** begin ITEMS **

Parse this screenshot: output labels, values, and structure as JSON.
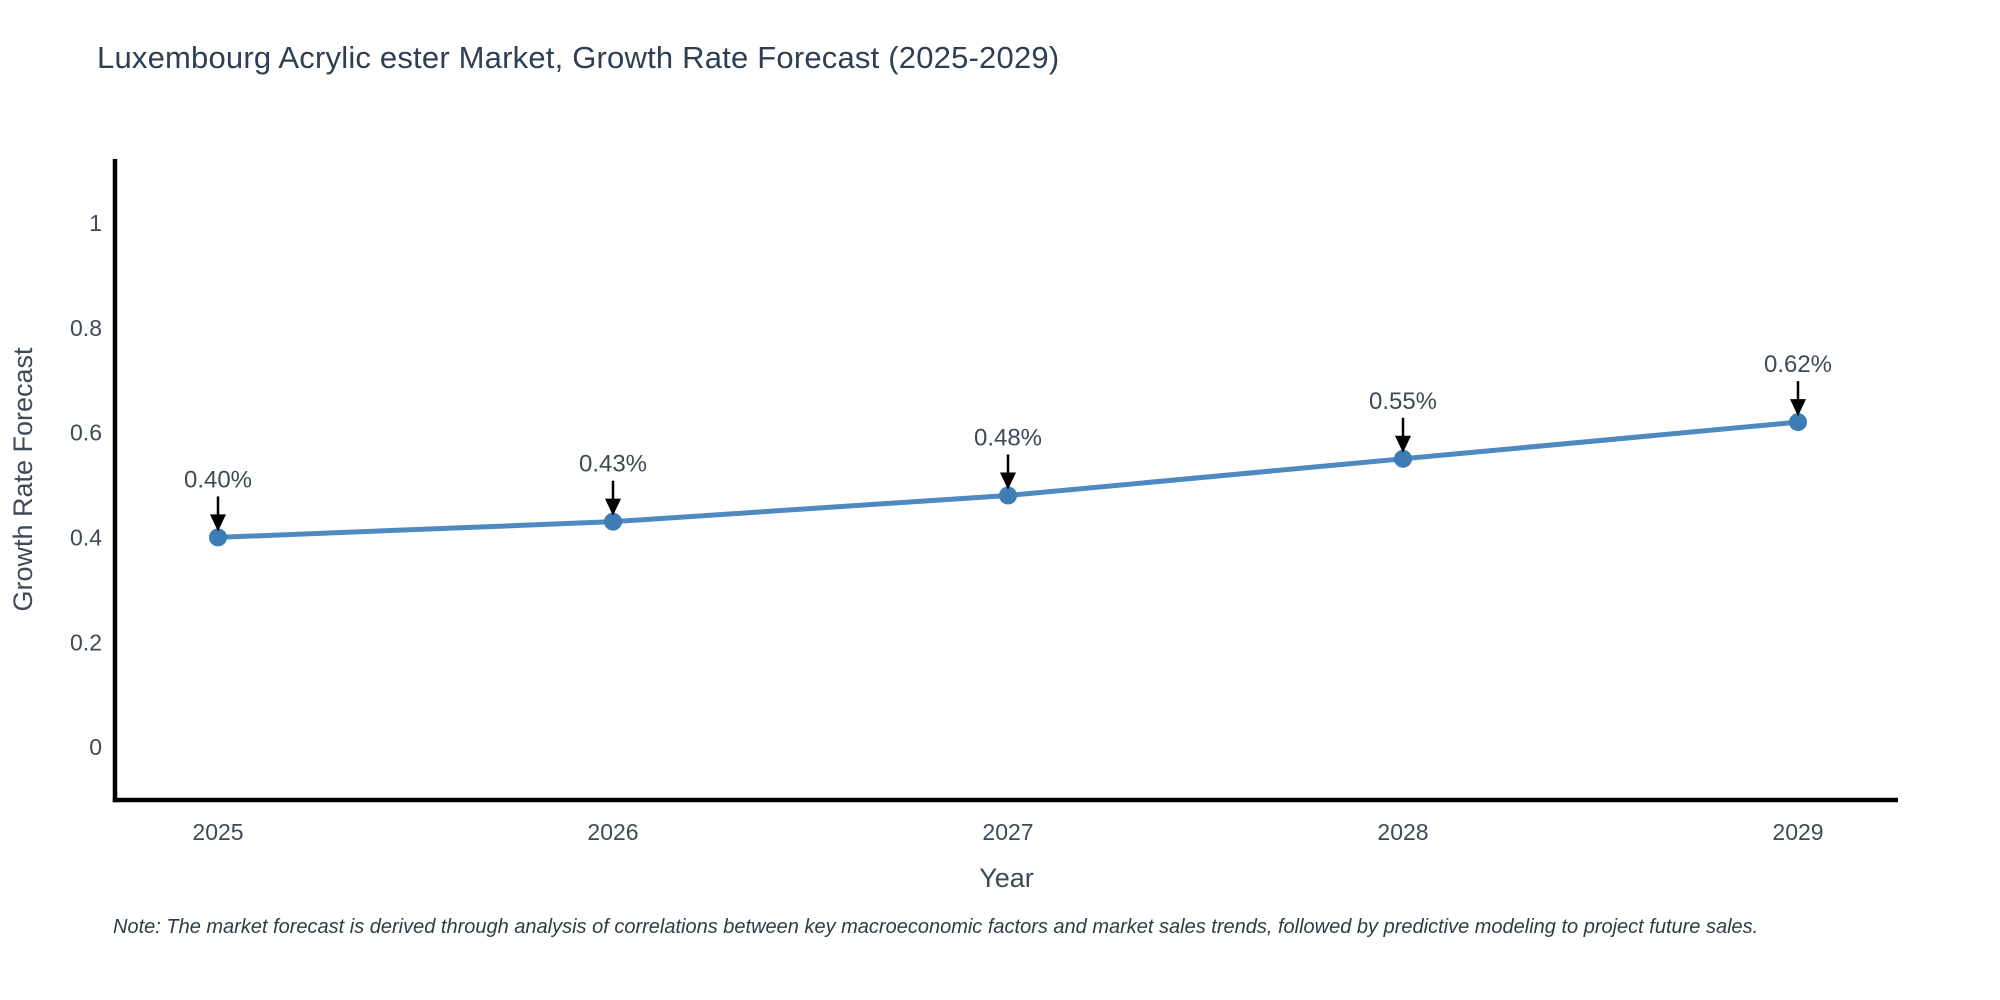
{
  "chart_data": {
    "type": "line",
    "title": "Luxembourg Acrylic ester Market, Growth Rate Forecast (2025-2029)",
    "categories": [
      "2025",
      "2026",
      "2027",
      "2028",
      "2029"
    ],
    "values": [
      0.4,
      0.43,
      0.48,
      0.55,
      0.62
    ],
    "point_labels": [
      "0.40%",
      "0.43%",
      "0.48%",
      "0.55%",
      "0.62%"
    ],
    "xlabel": "Year",
    "ylabel": "Growth Rate Forecast",
    "yticks": [
      0,
      0.2,
      0.4,
      0.6,
      0.8,
      1
    ],
    "ytick_labels": [
      "0",
      "0.2",
      "0.4",
      "0.6",
      "0.8",
      "1"
    ],
    "ylim": [
      -0.1,
      1.12
    ],
    "grid": false,
    "legend": "none",
    "annotation_style": "value label above point with downward black arrow",
    "colors": {
      "line": "#4e8ac0",
      "marker": "#3d7cb5",
      "axis": "#000000",
      "tick_text": "#3e4a57",
      "title_text": "#2e3f54",
      "arrow": "#000000"
    },
    "note": "Note: The market forecast is derived through analysis of correlations between key macroeconomic factors and market sales trends, followed by predictive modeling to project future sales."
  }
}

** end ITEMS **

— SET EXERCISE —
Each line in the records above should be reproduced exactly; images are not copied.

— SOLUTION TO THIS EXERCISE —
Parse this screenshot: output labels, values, and structure as JSON.
{
  "chart_data": {
    "type": "line",
    "title": "Luxembourg Acrylic ester Market, Growth Rate Forecast (2025-2029)",
    "categories": [
      "2025",
      "2026",
      "2027",
      "2028",
      "2029"
    ],
    "values": [
      0.4,
      0.43,
      0.48,
      0.55,
      0.62
    ],
    "point_labels": [
      "0.40%",
      "0.43%",
      "0.48%",
      "0.55%",
      "0.62%"
    ],
    "xlabel": "Year",
    "ylabel": "Growth Rate Forecast",
    "yticks": [
      0,
      0.2,
      0.4,
      0.6,
      0.8,
      1
    ],
    "ytick_labels": [
      "0",
      "0.2",
      "0.4",
      "0.6",
      "0.8",
      "1"
    ],
    "ylim": [
      -0.1,
      1.12
    ],
    "grid": false,
    "legend": "none",
    "annotation_style": "value label above point with downward black arrow",
    "colors": {
      "line": "#4e8ac0",
      "marker": "#3d7cb5",
      "axis": "#000000",
      "tick_text": "#3e4a57",
      "title_text": "#2e3f54",
      "arrow": "#000000"
    },
    "note": "Note: The market forecast is derived through analysis of correlations between key macroeconomic factors and market sales trends, followed by predictive modeling to project future sales."
  }
}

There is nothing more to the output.